■ **Stored rows**:
┌──

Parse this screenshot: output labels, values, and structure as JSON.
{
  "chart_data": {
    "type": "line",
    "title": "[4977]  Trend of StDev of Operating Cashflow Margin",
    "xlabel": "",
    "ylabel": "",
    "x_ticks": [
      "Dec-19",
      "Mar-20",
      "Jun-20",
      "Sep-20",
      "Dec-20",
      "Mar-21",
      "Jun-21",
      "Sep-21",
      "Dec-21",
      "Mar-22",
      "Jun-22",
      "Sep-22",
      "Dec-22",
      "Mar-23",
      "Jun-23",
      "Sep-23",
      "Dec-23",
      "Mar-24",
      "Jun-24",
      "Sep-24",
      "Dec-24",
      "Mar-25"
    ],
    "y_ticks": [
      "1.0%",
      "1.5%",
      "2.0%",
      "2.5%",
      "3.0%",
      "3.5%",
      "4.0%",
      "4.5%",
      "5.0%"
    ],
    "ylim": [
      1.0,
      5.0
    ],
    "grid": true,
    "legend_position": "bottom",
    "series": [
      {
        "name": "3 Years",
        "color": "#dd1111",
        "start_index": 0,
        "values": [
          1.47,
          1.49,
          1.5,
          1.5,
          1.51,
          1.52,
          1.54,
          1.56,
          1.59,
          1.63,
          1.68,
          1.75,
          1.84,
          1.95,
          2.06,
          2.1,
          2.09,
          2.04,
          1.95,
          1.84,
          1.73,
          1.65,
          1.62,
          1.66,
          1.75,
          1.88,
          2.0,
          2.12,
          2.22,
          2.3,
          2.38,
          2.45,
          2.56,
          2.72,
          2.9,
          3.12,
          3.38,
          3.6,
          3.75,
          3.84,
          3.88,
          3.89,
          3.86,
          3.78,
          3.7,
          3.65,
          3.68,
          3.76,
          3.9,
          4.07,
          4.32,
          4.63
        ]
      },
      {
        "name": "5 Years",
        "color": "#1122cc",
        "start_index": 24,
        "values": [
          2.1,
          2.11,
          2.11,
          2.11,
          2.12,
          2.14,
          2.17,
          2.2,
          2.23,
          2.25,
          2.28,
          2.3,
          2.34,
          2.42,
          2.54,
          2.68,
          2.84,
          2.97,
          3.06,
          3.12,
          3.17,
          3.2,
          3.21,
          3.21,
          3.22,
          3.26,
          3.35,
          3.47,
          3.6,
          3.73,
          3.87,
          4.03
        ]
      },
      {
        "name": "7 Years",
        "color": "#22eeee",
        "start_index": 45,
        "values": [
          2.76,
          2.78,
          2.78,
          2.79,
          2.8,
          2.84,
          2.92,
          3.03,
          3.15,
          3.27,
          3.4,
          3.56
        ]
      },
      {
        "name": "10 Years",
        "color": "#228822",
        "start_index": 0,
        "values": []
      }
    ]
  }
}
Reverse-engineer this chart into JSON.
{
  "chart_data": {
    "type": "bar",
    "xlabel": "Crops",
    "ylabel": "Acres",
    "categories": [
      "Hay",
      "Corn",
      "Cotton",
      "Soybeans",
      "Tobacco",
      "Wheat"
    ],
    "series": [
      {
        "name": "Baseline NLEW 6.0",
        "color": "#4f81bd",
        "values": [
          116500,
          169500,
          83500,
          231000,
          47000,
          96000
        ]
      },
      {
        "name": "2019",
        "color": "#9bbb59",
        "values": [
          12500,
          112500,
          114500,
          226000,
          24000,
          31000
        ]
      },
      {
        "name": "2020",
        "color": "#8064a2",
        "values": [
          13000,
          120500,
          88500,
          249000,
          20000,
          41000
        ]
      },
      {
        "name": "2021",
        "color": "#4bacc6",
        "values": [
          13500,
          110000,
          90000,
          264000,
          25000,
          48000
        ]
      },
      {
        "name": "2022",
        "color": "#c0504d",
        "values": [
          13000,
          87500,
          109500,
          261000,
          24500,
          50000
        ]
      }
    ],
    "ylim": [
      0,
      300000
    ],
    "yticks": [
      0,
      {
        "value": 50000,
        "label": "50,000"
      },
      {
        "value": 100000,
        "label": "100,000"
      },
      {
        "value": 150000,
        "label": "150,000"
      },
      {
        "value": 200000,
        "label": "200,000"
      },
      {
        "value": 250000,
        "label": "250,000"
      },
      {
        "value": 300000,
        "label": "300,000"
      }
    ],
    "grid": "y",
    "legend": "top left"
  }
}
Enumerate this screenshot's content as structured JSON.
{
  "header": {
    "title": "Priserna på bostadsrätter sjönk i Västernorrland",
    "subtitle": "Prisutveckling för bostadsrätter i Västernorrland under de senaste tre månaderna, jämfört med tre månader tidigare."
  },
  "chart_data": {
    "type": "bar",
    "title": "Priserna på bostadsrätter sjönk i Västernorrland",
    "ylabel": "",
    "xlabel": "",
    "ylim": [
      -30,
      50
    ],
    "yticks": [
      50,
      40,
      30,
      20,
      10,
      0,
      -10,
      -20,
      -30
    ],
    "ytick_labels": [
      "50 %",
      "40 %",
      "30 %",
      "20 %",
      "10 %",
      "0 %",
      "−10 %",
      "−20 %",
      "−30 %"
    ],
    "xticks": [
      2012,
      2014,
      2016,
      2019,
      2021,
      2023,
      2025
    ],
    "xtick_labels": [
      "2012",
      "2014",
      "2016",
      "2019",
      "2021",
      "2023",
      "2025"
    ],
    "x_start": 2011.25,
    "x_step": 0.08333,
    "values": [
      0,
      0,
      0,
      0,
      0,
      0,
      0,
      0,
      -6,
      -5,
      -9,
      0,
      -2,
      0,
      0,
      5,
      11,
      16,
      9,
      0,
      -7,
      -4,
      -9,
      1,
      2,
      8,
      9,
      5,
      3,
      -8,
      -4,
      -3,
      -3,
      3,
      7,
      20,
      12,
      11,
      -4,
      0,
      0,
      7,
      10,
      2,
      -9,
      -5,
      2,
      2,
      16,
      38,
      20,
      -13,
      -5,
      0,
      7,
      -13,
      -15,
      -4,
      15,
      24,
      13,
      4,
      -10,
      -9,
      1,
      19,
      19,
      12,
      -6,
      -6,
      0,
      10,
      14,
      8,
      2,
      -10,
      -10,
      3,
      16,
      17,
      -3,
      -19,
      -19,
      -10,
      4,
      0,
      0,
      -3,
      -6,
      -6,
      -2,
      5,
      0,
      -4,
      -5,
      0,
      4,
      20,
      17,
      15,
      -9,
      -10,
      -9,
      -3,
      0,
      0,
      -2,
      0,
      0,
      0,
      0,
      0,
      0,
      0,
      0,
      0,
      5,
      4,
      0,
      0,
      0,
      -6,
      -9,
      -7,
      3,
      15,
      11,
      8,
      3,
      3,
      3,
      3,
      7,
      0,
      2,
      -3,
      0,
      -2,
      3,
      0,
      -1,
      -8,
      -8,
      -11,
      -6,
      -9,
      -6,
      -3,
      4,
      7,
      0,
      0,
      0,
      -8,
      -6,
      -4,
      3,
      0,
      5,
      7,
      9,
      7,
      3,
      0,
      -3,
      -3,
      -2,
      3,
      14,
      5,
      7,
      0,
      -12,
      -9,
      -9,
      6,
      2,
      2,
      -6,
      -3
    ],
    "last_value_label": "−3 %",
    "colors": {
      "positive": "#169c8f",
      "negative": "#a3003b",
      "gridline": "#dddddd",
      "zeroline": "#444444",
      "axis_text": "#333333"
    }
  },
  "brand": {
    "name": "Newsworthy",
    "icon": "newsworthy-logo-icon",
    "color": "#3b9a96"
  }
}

└──

■ **Problem details**:
Every line of the records that includes the word "name" should be gathered.

■ **Finished exercise**:
        "name": "3 Years",
        "name": "5 Years",
        "name": "7 Years",
        "name": "10 Years",
        "name": "Baseline NLEW 6.0",
        "name": "2019",
        "name": "2020",
        "name": "2021",
        "name": "2022",
    "name": "Newsworthy",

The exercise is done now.